(Items from a data source)

** BEGIN **

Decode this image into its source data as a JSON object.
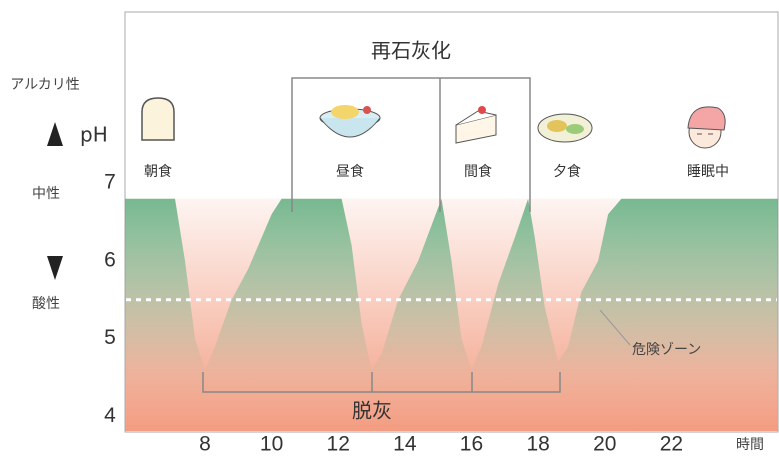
{
  "chart_data": {
    "type": "area",
    "y_label": "pH",
    "x_label": "時間",
    "y_side_labels": {
      "alkaline": "アルカリ性",
      "neutral": "中性",
      "acidic": "酸性"
    },
    "events": [
      "朝食",
      "昼食",
      "間食",
      "夕食",
      "睡眠中"
    ],
    "remineralization_label": "再石灰化",
    "demineralization_label": "脱灰",
    "danger_label": "危険ゾーン",
    "danger_level": 5.5,
    "x": [
      5.6,
      7.1,
      7.4,
      7.7,
      8,
      8.3,
      8.8,
      9.3,
      10,
      10.3,
      12.1,
      12.4,
      12.7,
      13,
      13.3,
      13.8,
      14.4,
      15.1,
      15.4,
      15.7,
      16,
      16.3,
      16.8,
      17.3,
      17.7,
      17.9,
      18.2,
      18.6,
      18.9,
      19.3,
      19.8,
      20.1,
      20.5,
      25.2
    ],
    "values": [
      6.8,
      6.8,
      6.0,
      5.0,
      4.6,
      4.9,
      5.5,
      5.9,
      6.6,
      6.8,
      6.8,
      6.2,
      5.2,
      4.6,
      4.8,
      5.5,
      6.0,
      6.8,
      6.0,
      5.0,
      4.6,
      4.9,
      5.7,
      6.3,
      6.8,
      6.3,
      5.4,
      4.7,
      4.9,
      5.6,
      6.0,
      6.6,
      6.8,
      6.8
    ],
    "xlim": [
      5.6,
      25.2
    ],
    "ylim": [
      3.8,
      9.2
    ],
    "xticks": [
      8,
      10,
      12,
      14,
      16,
      18,
      20,
      22
    ],
    "yticks": [
      4,
      5,
      6,
      7
    ],
    "area_color": "#5fae7e",
    "dip_color": "#f2977a",
    "danger_color": "#ffffff"
  }
}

** END **

Transcribe the listing in full. Omit the pictures and keep every line exact.

▸ **ANSWER BELOW**:
Decode this image into its source data as a JSON object.
{
  "chart_data": {
    "type": "area",
    "y_label": "pH",
    "x_label": "時間",
    "y_side_labels": {
      "alkaline": "アルカリ性",
      "neutral": "中性",
      "acidic": "酸性"
    },
    "events": [
      "朝食",
      "昼食",
      "間食",
      "夕食",
      "睡眠中"
    ],
    "remineralization_label": "再石灰化",
    "demineralization_label": "脱灰",
    "danger_label": "危険ゾーン",
    "danger_level": 5.5,
    "x": [
      5.6,
      7.1,
      7.4,
      7.7,
      8,
      8.3,
      8.8,
      9.3,
      10,
      10.3,
      12.1,
      12.4,
      12.7,
      13,
      13.3,
      13.8,
      14.4,
      15.1,
      15.4,
      15.7,
      16,
      16.3,
      16.8,
      17.3,
      17.7,
      17.9,
      18.2,
      18.6,
      18.9,
      19.3,
      19.8,
      20.1,
      20.5,
      25.2
    ],
    "values": [
      6.8,
      6.8,
      6.0,
      5.0,
      4.6,
      4.9,
      5.5,
      5.9,
      6.6,
      6.8,
      6.8,
      6.2,
      5.2,
      4.6,
      4.8,
      5.5,
      6.0,
      6.8,
      6.0,
      5.0,
      4.6,
      4.9,
      5.7,
      6.3,
      6.8,
      6.3,
      5.4,
      4.7,
      4.9,
      5.6,
      6.0,
      6.6,
      6.8,
      6.8
    ],
    "xlim": [
      5.6,
      25.2
    ],
    "ylim": [
      3.8,
      9.2
    ],
    "xticks": [
      8,
      10,
      12,
      14,
      16,
      18,
      20,
      22
    ],
    "yticks": [
      4,
      5,
      6,
      7
    ],
    "area_color": "#5fae7e",
    "dip_color": "#f2977a",
    "danger_color": "#ffffff"
  }
}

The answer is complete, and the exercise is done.